Brief 1: According to the deferred compensation plan text below, within how many days after becoming a nonemployee director may an individual generally make an initial deferral election?

Article:

Directors who are not also employees of the Company or its affiliates are eligible to participate in the NED Deferred Compensation Plan.

Deferral of Cash Compensation and Awards

Nonemployee directors may elect to defer receipt of 25%, 50%, 75% or 100% of any cash compensation paid to the nonemployee director for his or her service on the Board of Directors or any committee of the Board of Directors. Cash compensation deferred will be credited to the nonemployee director’s account as of the date on which it would have been paid had it not been deferred. In addition, the Company may credit such awards granted under the 2006 Plan to a nonemployee director’s account under the NED Deferred Compensation Plan as it deems appropriate, in its sole and absolute discretion.

Election to Defer

An individual who is a nonemployee director on the effective date of the NED Deferred Compensation Plan may make an initial deferral election to take effect on the later of the effective date of the NED Deferred Compensation Plan or the date such election is filed with the Company. Such initial election must be filed no later than 30 days after the effective date of the NED Deferred Compensation Plan and will apply only to cash compensation earned (and paid) after the later of the effective date of the NED Deferred Compensation Plan or the date the deferral election is filed with the Company. An individual who first becomes a nonemployee director after the effective date of the NED Deferred Compensation Plan generally may make an initial deferral election within 30 days after becoming a nonemployee director. Such deferral election will apply only to cash compensation earned (and paid) after the date the deferral election is filed with the Company. Nonemployee directors who do not file an initial deferral election within the relevant 30-day period can begin to defer cash compensation as of the first day of any subsequent calendar year by filing a completed deferral election with the Company prior to the beginning of that year. A deferral election (whether an initial or subsequent election) will remain in effect from year to year until the nonemployee director changes it. A nonemployee director can change his or her deferral election only as of the beginning of a subsequent calendar year.

Brief 2: Please repeat the stretch of the listing from the line containing "last-name-placeholder: Last name" through the line containing "email-placeholder: Email <box>25".

Layout coordinate data:
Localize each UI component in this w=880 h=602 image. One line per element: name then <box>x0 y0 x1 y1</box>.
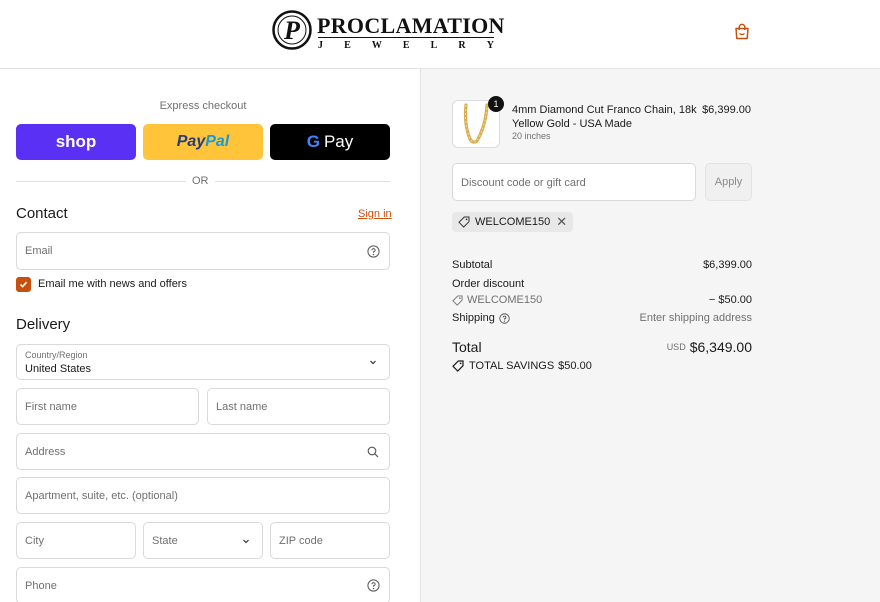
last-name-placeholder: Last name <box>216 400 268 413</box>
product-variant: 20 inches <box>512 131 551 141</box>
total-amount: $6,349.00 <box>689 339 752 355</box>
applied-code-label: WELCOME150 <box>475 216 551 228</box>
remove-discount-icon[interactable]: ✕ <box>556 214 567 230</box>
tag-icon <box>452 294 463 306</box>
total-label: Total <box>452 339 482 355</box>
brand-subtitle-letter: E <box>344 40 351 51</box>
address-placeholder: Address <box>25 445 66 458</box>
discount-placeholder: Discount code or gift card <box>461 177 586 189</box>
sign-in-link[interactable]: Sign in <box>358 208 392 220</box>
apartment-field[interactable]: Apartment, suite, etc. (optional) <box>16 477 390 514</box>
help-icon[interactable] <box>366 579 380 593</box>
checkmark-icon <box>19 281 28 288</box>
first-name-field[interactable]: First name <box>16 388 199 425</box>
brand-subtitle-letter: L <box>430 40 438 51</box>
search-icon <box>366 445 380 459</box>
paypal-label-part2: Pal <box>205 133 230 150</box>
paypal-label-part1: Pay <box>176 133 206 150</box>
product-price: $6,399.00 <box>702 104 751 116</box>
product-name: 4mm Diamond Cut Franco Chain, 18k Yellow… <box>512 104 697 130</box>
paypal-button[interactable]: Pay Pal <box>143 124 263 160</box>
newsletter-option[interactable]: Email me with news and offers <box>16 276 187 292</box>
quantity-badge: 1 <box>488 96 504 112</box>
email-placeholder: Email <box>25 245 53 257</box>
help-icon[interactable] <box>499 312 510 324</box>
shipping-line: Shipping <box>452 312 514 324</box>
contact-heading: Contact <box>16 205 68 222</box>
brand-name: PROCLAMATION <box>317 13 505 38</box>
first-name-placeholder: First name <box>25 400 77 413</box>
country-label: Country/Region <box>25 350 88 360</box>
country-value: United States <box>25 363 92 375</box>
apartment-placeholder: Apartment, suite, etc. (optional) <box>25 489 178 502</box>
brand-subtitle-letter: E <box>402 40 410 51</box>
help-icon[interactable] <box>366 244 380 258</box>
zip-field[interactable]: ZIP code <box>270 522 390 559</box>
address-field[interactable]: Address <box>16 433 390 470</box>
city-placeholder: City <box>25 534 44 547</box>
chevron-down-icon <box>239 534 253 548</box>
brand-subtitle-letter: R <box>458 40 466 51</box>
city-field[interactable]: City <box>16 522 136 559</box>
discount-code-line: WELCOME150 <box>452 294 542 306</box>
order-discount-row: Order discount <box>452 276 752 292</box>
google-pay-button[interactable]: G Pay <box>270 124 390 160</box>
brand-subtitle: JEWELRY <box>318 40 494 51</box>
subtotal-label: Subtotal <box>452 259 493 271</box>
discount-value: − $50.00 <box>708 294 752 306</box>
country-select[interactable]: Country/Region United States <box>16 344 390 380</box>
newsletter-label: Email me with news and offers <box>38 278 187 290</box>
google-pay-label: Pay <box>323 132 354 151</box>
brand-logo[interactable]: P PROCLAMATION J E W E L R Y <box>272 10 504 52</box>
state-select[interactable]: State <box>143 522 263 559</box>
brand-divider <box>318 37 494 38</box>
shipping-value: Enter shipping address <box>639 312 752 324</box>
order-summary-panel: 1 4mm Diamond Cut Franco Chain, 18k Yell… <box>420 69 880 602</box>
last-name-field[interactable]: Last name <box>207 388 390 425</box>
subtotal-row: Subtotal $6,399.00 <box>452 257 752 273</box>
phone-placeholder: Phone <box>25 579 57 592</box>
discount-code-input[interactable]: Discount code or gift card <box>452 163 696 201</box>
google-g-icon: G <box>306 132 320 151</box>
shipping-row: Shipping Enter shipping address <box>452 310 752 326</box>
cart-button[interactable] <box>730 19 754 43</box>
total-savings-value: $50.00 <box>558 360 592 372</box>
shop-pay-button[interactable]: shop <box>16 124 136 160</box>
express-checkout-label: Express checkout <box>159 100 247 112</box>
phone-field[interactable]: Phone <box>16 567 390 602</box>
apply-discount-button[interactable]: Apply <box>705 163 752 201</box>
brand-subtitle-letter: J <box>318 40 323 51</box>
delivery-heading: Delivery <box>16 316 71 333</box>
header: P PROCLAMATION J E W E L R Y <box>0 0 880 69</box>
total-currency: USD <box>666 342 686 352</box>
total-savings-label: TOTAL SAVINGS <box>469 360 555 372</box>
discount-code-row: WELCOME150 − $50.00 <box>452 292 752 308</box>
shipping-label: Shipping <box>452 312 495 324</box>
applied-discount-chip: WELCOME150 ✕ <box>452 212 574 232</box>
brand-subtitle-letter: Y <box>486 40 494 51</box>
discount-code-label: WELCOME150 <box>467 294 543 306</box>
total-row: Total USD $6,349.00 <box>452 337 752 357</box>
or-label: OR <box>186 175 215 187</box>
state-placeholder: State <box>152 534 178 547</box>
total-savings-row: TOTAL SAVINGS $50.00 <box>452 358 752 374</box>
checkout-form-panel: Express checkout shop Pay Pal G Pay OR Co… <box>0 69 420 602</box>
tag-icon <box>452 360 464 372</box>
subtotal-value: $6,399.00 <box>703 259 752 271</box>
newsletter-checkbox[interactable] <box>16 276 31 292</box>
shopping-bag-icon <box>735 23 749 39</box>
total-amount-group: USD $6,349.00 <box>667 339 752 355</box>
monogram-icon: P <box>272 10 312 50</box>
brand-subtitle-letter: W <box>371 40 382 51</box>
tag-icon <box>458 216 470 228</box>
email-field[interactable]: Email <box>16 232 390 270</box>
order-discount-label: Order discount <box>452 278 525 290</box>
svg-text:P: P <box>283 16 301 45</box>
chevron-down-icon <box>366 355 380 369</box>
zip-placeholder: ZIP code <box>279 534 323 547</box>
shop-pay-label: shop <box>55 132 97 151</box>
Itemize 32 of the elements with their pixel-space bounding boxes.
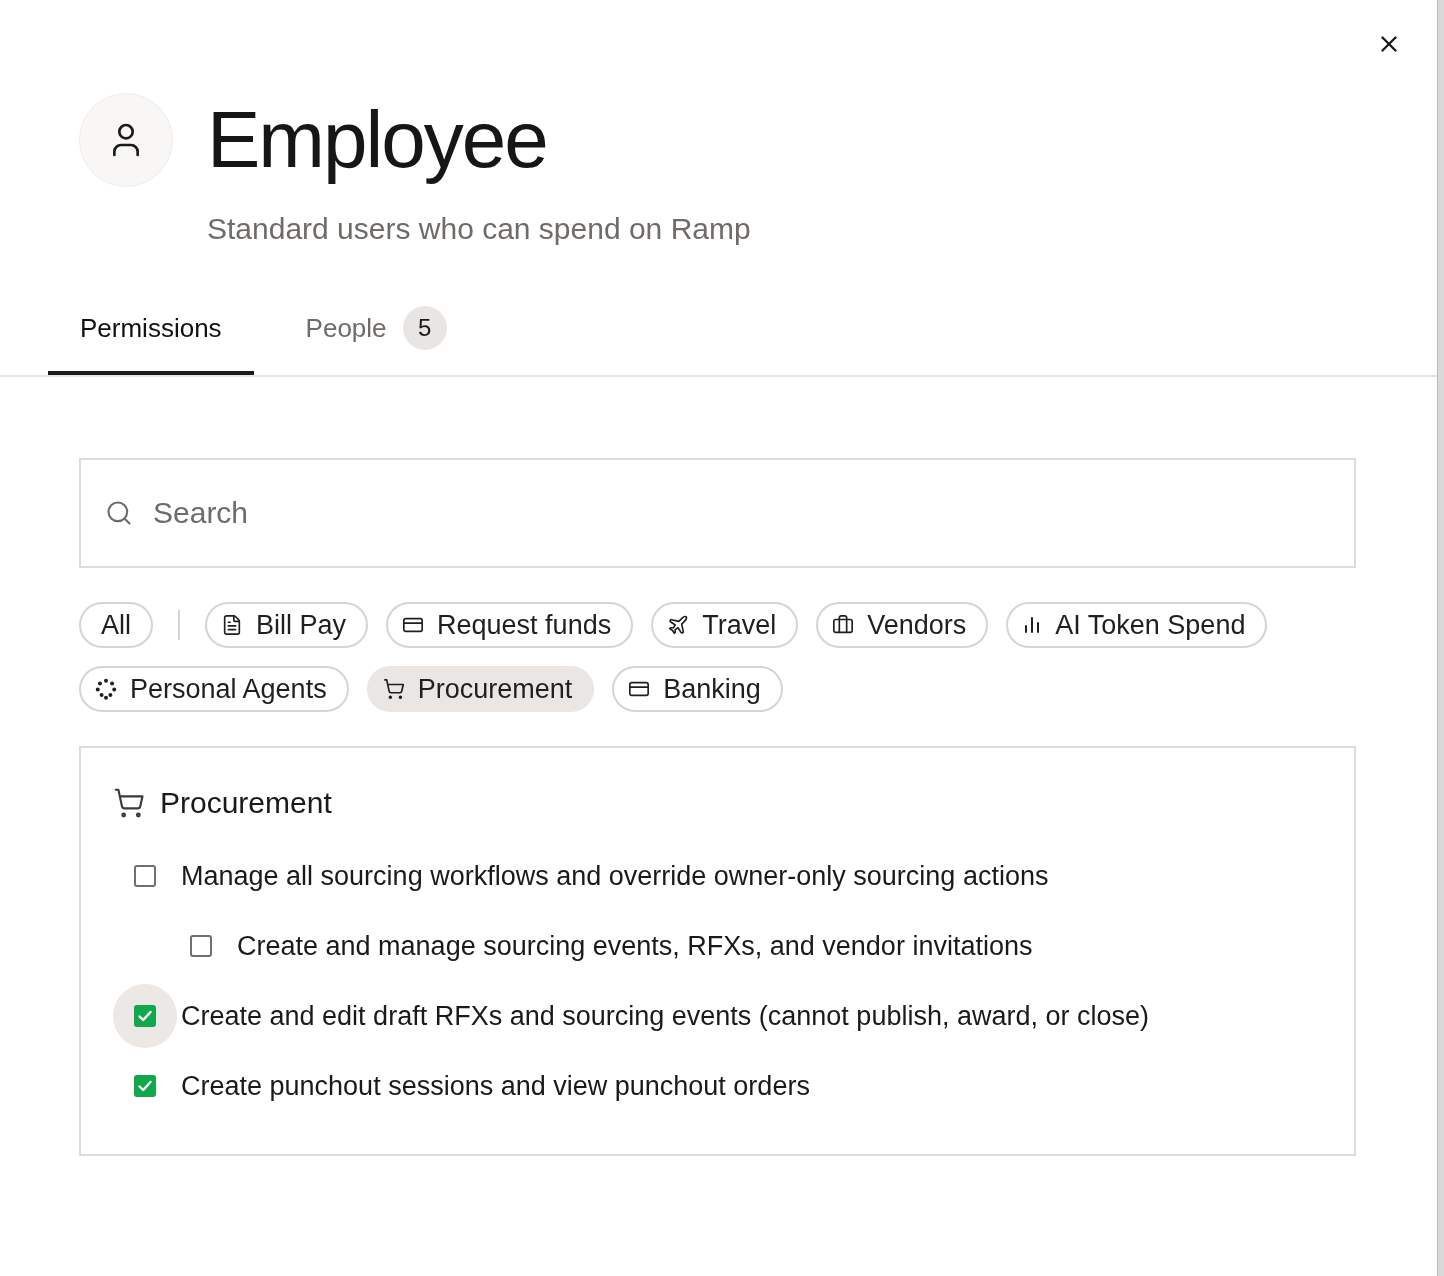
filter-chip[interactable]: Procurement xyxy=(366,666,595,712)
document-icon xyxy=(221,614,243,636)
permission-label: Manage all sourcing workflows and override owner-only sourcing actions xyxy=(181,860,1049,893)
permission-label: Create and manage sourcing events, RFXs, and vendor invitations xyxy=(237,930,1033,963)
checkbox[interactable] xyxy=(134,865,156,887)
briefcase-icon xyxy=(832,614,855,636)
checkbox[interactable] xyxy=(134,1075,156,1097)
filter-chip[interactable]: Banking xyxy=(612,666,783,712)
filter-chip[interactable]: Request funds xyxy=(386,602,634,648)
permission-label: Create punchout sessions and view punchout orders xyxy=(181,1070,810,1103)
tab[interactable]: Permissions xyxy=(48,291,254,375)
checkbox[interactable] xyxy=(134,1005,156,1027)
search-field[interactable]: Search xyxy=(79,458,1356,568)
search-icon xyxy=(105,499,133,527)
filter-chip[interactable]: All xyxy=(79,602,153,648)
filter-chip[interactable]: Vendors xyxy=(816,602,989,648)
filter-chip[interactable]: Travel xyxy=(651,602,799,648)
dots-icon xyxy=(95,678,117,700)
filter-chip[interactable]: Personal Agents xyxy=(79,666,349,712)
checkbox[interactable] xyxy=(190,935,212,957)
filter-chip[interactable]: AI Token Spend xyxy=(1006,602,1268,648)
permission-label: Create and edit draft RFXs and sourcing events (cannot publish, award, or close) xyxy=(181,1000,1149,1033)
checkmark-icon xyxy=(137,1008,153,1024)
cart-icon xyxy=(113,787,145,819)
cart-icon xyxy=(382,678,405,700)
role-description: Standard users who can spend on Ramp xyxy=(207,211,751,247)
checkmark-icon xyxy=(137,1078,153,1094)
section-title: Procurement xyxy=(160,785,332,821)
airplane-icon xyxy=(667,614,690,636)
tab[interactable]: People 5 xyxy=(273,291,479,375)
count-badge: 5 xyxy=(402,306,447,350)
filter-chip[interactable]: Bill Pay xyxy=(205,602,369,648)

Answer 1: Within 30 days after becoming a nonemployee director.

Answer 2:
last-name-placeholder: Last name <box>216 400 268 413</box>
product-variant: 20 inches <box>512 131 551 141</box>
total-amount: $6,349.00 <box>689 339 752 355</box>
applied-code-label: WELCOME150 <box>475 216 551 228</box>
remove-discount-icon[interactable]: ✕ <box>556 214 567 230</box>
tag-icon <box>452 294 463 306</box>
total-label: Total <box>452 339 482 355</box>
brand-subtitle-letter: E <box>344 40 351 51</box>
address-placeholder: Address <box>25 445 66 458</box>
discount-placeholder: Discount code or gift card <box>461 177 586 189</box>
sign-in-link[interactable]: Sign in <box>358 208 392 220</box>
apartment-field[interactable]: Apartment, suite, etc. (optional) <box>16 477 390 514</box>
help-icon[interactable] <box>366 579 380 593</box>
checkmark-icon <box>19 281 28 288</box>
first-name-field[interactable]: First name <box>16 388 199 425</box>
brand-subtitle-letter: L <box>430 40 438 51</box>
search-icon <box>366 445 380 459</box>
paypal-label-part2: Pal <box>205 133 230 150</box>
paypal-label-part1: Pay <box>176 133 206 150</box>
product-price: $6,399.00 <box>702 104 751 116</box>
product-name: 4mm Diamond Cut Franco Chain, 18k Yellow… <box>512 104 697 130</box>
paypal-button[interactable]: Pay Pal <box>143 124 263 160</box>
newsletter-option[interactable]: Email me with news and offers <box>16 276 187 292</box>
quantity-badge: 1 <box>488 96 504 112</box>
email-placeholder: Email <box>25 245 53 257</box>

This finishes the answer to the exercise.